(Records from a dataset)
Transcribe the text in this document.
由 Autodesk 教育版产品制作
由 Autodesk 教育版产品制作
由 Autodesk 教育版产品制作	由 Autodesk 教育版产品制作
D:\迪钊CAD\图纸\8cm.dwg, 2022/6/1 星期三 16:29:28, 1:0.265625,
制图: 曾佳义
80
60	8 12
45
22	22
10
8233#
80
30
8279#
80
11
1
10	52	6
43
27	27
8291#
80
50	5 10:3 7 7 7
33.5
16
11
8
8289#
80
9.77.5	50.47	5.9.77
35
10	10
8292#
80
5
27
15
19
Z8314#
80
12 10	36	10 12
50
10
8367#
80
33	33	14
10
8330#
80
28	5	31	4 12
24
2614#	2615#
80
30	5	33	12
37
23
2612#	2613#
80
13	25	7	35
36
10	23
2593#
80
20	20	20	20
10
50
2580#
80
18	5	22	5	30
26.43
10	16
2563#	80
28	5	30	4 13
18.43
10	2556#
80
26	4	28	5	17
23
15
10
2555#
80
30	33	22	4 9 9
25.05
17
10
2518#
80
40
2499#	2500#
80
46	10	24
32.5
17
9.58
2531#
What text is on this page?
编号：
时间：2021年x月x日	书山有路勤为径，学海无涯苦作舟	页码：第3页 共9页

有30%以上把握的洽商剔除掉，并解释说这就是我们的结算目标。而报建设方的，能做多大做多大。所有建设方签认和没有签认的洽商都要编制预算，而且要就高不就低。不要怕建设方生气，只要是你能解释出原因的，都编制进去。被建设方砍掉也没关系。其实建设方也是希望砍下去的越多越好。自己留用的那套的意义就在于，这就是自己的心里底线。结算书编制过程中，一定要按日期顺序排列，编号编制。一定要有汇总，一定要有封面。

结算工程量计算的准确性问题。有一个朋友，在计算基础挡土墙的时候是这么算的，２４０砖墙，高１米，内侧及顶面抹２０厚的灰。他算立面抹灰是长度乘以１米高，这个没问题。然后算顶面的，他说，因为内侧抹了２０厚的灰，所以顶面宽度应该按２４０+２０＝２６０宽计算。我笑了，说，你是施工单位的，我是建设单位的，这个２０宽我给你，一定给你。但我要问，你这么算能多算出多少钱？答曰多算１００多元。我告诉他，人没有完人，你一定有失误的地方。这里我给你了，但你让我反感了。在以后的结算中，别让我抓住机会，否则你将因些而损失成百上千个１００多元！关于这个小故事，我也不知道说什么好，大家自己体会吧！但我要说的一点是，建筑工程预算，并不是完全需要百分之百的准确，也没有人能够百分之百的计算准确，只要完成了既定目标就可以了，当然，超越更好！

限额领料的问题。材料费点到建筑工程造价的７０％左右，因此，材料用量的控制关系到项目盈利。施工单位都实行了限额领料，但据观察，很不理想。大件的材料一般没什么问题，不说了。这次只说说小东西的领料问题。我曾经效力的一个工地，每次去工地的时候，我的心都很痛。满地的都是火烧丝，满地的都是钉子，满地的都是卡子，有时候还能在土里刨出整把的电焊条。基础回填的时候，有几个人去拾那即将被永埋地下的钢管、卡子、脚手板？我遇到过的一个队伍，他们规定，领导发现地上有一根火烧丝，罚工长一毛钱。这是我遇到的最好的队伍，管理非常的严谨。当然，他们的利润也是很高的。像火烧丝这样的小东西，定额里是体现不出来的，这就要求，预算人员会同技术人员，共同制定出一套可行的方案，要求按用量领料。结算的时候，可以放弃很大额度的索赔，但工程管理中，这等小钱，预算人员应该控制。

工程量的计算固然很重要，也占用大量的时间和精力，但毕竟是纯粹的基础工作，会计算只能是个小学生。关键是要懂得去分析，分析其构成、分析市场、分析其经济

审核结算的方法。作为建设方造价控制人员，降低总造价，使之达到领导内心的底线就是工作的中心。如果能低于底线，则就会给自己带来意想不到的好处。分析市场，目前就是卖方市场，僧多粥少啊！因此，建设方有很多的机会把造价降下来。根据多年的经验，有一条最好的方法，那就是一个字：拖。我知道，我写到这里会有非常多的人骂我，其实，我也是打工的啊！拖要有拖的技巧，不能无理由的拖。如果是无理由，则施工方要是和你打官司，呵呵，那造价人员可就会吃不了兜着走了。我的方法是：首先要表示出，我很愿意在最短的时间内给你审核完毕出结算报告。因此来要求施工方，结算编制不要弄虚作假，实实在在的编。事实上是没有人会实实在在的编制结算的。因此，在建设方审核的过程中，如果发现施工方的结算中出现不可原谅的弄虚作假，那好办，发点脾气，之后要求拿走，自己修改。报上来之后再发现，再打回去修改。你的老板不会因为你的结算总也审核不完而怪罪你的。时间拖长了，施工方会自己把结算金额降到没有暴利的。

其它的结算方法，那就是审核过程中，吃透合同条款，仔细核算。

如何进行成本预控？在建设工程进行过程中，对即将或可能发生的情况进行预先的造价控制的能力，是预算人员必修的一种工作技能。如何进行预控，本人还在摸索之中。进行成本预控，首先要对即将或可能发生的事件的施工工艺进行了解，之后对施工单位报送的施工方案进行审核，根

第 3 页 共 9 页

## WRITTEN EXERCISE
Write the entries again, exactly as they stand.

## IN RESPONSE
Transcribe the text in this document.
由 Autodesk 教育版产品制作
由 Autodesk 教育版产品制作
由 Autodesk 教育版产品制作	由 Autodesk 教育版产品制作
D:\迪钊CAD\图纸\8cm.dwg, 2022/6/1 星期三 16:29:28, 1:0.265625,
制图: 曾佳义
80
60	8 12
45
22	22
10
8233#
80
30
8279#
80
11
1
10	52	6
43
27	27
8291#
80
50	5 10:3 7 7 7
33.5
16
11
8
8289#
80
9.77.5	50.47	5.9.77
35
10	10
8292#
80
5
27
15
19
Z8314#
80
12 10	36	10 12
50
10
8367#
80
33	33	14
10
8330#
80
28	5	31	4 12
24
2614#	2615#
80
30	5	33	12
37
23
2612#	2613#
80
13	25	7	35
36
10	23
2593#
80
20	20	20	20
10
50
2580#
80
18	5	22	5	30
26.43
10	16
2563#	80
28	5	30	4 13
18.43
10	2556#
80
26	4	28	5	17
23
15
10
2555#
80
30	33	22	4 9 9
25.05
17
10
2518#
80
40
2499#	2500#
80
46	10	24
32.5
17
9.58
2531#
What text is on this page?
编号：
时间：2021年x月x日	书山有路勤为径，学海无涯苦作舟	页码：第3页 共9页

有30%以上把握的洽商剔除掉，并解释说这就是我们的结算目标。而报建设方的，能做多大做多大。所有建设方签认和没有签认的洽商都要编制预算，而且要就高不就低。不要怕建设方生气，只要是你能解释出原因的，都编制进去。被建设方砍掉也没关系。其实建设方也是希望砍下去的越多越好。自己留用的那套的意义就在于，这就是自己的心里底线。结算书编制过程中，一定要按日期顺序排列，编号编制。一定要有汇总，一定要有封面。

结算工程量计算的准确性问题。有一个朋友，在计算基础挡土墙的时候是这么算的，２４０砖墙，高１米，内侧及顶面抹２０厚的灰。他算立面抹灰是长度乘以１米高，这个没问题。然后算顶面的，他说，因为内侧抹了２０厚的灰，所以顶面宽度应该按２４０+２０＝２６０宽计算。我笑了，说，你是施工单位的，我是建设单位的，这个２０宽我给你，一定给你。但我要问，你这么算能多算出多少钱？答曰多算１００多元。我告诉他，人没有完人，你一定有失误的地方。这里我给你了，但你让我反感了。在以后的结算中，别让我抓住机会，否则你将因些而损失成百上千个１００多元！关于这个小故事，我也不知道说什么好，大家自己体会吧！但我要说的一点是，建筑工程预算，并不是完全需要百分之百的准确，也没有人能够百分之百的计算准确，只要完成了既定目标就可以了，当然，超越更好！

限额领料的问题。材料费点到建筑工程造价的７０％左右，因此，材料用量的控制关系到项目盈利。施工单位都实行了限额领料，但据观察，很不理想。大件的材料一般没什么问题，不说了。这次只说说小东西的领料问题。我曾经效力的一个工地，每次去工地的时候，我的心都很痛。满地的都是火烧丝，满地的都是钉子，满地的都是卡子，有时候还能在土里刨出整把的电焊条。基础回填的时候，有几个人去拾那即将被永埋地下的钢管、卡子、脚手板？我遇到过的一个队伍，他们规定，领导发现地上有一根火烧丝，罚工长一毛钱。这是我遇到的最好的队伍，管理非常的严谨。当然，他们的利润也是很高的。像火烧丝这样的小东西，定额里是体现不出来的，这就要求，预算人员会同技术人员，共同制定出一套可行的方案，要求按用量领料。结算的时候，可以放弃很大额度的索赔，但工程管理中，这等小钱，预算人员应该控制。

工程量的计算固然很重要，也占用大量的时间和精力，但毕竟是纯粹的基础工作，会计算只能是个小学生。关键是要懂得去分析，分析其构成、分析市场、分析其经济

审核结算的方法。作为建设方造价控制人员，降低总造价，使之达到领导内心的底线就是工作的中心。如果能低于底线，则就会给自己带来意想不到的好处。分析市场，目前就是卖方市场，僧多粥少啊！因此，建设方有很多的机会把造价降下来。根据多年的经验，有一条最好的方法，那就是一个字：拖。我知道，我写到这里会有非常多的人骂我，其实，我也是打工的啊！拖要有拖的技巧，不能无理由的拖。如果是无理由，则施工方要是和你打官司，呵呵，那造价人员可就会吃不了兜着走了。我的方法是：首先要表示出，我很愿意在最短的时间内给你审核完毕出结算报告。因此来要求施工方，结算编制不要弄虚作假，实实在在的编。事实上是没有人会实实在在的编制结算的。因此，在建设方审核的过程中，如果发现施工方的结算中出现不可原谅的弄虚作假，那好办，发点脾气，之后要求拿走，自己修改。报上来之后再发现，再打回去修改。你的老板不会因为你的结算总也审核不完而怪罪你的。时间拖长了，施工方会自己把结算金额降到没有暴利的。

其它的结算方法，那就是审核过程中，吃透合同条款，仔细核算。

如何进行成本预控？在建设工程进行过程中，对即将或可能发生的情况进行预先的造价控制的能力，是预算人员必修的一种工作技能。如何进行预控，本人还在摸索之中。进行成本预控，首先要对即将或可能发生的事件的施工工艺进行了解，之后对施工单位报送的施工方案进行审核，根

第 3 页 共 9 页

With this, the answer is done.